(AIM): Reproduce the listing from its start through the line containing "chevron-down-icon <box>824 339 832 344</box>", inclusive, substituting "Endpoints" for each occurrence of "Devices" and leaving everything else unchanged.

(Stored items):
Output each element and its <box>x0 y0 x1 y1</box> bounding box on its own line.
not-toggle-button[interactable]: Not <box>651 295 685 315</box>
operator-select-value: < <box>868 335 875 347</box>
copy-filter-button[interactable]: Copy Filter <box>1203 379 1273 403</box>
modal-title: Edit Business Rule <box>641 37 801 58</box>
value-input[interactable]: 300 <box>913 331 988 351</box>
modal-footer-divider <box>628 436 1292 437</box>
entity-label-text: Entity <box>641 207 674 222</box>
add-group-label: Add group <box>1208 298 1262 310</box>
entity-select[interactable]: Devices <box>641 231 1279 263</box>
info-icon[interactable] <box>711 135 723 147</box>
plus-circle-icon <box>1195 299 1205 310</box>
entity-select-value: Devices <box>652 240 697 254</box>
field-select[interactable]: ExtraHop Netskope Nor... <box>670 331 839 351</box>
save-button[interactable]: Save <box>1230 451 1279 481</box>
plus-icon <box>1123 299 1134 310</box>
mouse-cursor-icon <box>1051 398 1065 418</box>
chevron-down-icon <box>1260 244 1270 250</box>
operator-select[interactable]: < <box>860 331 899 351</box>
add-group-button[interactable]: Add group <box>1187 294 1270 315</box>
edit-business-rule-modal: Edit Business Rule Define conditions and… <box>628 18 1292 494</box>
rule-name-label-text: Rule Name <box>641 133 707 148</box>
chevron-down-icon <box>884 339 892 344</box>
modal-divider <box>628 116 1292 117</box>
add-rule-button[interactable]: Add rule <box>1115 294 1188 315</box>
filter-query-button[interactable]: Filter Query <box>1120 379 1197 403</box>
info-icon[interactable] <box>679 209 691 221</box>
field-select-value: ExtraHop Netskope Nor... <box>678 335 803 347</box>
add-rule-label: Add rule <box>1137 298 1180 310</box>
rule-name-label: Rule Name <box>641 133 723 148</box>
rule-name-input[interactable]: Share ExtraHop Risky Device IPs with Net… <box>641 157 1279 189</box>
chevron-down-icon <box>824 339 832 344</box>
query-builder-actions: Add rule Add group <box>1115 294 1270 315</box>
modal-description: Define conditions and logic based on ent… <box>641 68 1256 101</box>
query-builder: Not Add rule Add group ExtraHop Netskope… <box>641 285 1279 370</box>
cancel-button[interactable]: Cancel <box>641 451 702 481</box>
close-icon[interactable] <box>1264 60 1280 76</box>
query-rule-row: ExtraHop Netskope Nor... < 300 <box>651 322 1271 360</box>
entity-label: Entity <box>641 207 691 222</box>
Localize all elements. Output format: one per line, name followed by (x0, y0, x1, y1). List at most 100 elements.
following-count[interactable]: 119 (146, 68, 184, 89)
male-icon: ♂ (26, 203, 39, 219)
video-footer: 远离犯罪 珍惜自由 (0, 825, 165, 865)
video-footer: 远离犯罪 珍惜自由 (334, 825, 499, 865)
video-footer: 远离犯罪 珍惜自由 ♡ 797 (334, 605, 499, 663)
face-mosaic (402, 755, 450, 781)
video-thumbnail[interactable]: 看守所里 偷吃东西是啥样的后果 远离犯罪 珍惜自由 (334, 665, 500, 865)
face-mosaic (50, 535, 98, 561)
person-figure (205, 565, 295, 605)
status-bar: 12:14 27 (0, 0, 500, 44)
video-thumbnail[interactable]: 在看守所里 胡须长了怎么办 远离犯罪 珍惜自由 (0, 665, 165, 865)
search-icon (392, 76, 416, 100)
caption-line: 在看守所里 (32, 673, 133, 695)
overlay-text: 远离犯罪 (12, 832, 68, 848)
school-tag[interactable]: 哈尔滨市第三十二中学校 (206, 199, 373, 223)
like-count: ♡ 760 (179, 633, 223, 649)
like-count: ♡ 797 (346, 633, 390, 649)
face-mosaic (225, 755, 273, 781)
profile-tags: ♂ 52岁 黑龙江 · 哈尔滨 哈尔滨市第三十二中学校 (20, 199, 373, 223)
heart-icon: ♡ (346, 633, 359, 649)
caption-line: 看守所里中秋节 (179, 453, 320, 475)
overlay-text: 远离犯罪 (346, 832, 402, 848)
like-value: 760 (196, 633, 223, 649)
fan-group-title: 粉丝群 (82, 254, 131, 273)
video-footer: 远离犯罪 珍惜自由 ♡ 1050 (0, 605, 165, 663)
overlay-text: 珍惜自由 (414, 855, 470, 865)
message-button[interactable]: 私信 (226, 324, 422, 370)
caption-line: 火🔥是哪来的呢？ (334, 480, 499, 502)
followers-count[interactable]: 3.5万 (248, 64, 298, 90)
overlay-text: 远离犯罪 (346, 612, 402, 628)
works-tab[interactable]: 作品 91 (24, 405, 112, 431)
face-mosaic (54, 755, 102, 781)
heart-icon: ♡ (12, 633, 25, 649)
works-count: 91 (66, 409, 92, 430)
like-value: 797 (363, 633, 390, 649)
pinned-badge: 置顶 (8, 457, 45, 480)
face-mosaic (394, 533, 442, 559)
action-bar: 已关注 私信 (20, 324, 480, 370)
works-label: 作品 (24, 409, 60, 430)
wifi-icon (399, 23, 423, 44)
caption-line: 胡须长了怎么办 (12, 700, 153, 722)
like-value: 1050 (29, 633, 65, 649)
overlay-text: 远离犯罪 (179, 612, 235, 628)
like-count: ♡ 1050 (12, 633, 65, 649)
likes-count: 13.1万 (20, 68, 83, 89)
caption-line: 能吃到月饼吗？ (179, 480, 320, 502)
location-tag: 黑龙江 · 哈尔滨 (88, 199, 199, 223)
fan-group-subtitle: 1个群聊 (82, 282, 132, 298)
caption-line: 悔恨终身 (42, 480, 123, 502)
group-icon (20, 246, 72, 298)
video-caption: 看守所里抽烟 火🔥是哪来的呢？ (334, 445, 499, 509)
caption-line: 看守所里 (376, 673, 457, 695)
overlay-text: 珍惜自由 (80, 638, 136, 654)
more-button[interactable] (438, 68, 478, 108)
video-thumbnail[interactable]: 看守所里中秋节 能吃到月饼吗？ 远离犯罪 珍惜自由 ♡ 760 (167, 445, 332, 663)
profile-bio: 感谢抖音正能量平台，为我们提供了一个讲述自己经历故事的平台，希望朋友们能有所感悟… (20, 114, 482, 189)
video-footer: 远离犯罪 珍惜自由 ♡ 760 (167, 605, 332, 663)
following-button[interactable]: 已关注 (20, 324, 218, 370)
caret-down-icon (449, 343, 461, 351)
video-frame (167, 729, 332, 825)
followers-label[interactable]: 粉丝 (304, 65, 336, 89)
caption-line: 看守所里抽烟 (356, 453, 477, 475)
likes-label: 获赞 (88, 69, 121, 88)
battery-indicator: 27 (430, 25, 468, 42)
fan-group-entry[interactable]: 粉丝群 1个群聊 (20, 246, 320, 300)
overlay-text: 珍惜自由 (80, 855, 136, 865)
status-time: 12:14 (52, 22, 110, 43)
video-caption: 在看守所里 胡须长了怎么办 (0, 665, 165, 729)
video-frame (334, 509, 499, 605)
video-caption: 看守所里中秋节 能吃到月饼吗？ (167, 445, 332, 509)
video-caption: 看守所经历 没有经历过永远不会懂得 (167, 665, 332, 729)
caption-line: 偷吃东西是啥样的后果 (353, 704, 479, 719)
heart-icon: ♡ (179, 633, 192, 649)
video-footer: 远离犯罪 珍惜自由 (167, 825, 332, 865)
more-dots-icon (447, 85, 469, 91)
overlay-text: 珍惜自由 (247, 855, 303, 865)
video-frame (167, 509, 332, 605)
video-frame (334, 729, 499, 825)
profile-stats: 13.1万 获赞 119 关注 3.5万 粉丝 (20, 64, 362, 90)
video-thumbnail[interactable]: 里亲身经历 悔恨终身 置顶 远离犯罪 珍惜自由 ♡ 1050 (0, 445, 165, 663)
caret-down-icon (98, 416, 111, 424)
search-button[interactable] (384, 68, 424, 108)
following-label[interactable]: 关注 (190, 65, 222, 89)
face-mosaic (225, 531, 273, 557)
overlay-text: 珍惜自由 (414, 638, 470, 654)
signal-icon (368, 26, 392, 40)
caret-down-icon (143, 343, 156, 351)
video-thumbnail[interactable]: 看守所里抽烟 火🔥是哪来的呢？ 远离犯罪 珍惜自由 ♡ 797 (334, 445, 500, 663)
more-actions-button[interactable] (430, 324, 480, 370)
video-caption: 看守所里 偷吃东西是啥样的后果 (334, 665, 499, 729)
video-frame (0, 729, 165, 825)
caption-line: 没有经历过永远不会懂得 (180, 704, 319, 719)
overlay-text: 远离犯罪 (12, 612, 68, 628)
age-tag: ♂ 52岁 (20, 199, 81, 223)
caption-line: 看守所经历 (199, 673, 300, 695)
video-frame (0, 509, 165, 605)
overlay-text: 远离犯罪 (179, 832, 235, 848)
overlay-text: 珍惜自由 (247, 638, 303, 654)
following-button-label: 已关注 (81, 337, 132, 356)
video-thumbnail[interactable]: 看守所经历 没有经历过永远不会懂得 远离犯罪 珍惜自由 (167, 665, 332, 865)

(OUTPUT FOR THIS TASK):
Output each element and its <box>x0 y0 x1 y1</box> bounding box on its own line.
not-toggle-button[interactable]: Not <box>651 295 685 315</box>
operator-select-value: < <box>868 335 875 347</box>
copy-filter-button[interactable]: Copy Filter <box>1203 379 1273 403</box>
modal-title: Edit Business Rule <box>641 37 801 58</box>
value-input[interactable]: 300 <box>913 331 988 351</box>
modal-footer-divider <box>628 436 1292 437</box>
entity-label-text: Entity <box>641 207 674 222</box>
add-group-label: Add group <box>1208 298 1262 310</box>
entity-select[interactable]: Endpoints <box>641 231 1279 263</box>
info-icon[interactable] <box>711 135 723 147</box>
plus-circle-icon <box>1195 299 1205 310</box>
entity-select-value: Endpoints <box>652 240 697 254</box>
field-select[interactable]: ExtraHop Netskope Nor... <box>670 331 839 351</box>
save-button[interactable]: Save <box>1230 451 1279 481</box>
plus-icon <box>1123 299 1134 310</box>
mouse-cursor-icon <box>1051 398 1065 418</box>
chevron-down-icon <box>1260 244 1270 250</box>
operator-select[interactable]: < <box>860 331 899 351</box>
add-group-button[interactable]: Add group <box>1187 294 1270 315</box>
edit-business-rule-modal: Edit Business Rule Define conditions and… <box>628 18 1292 494</box>
rule-name-label-text: Rule Name <box>641 133 707 148</box>
chevron-down-icon <box>884 339 892 344</box>
modal-divider <box>628 116 1292 117</box>
add-rule-button[interactable]: Add rule <box>1115 294 1188 315</box>
filter-query-button[interactable]: Filter Query <box>1120 379 1197 403</box>
info-icon[interactable] <box>679 209 691 221</box>
field-select-value: ExtraHop Netskope Nor... <box>678 335 803 347</box>
add-rule-label: Add rule <box>1137 298 1180 310</box>
rule-name-label: Rule Name <box>641 133 723 148</box>
rule-name-input[interactable]: Share ExtraHop Risky Device IPs with Net… <box>641 157 1279 189</box>
chevron-down-icon <box>824 339 832 344</box>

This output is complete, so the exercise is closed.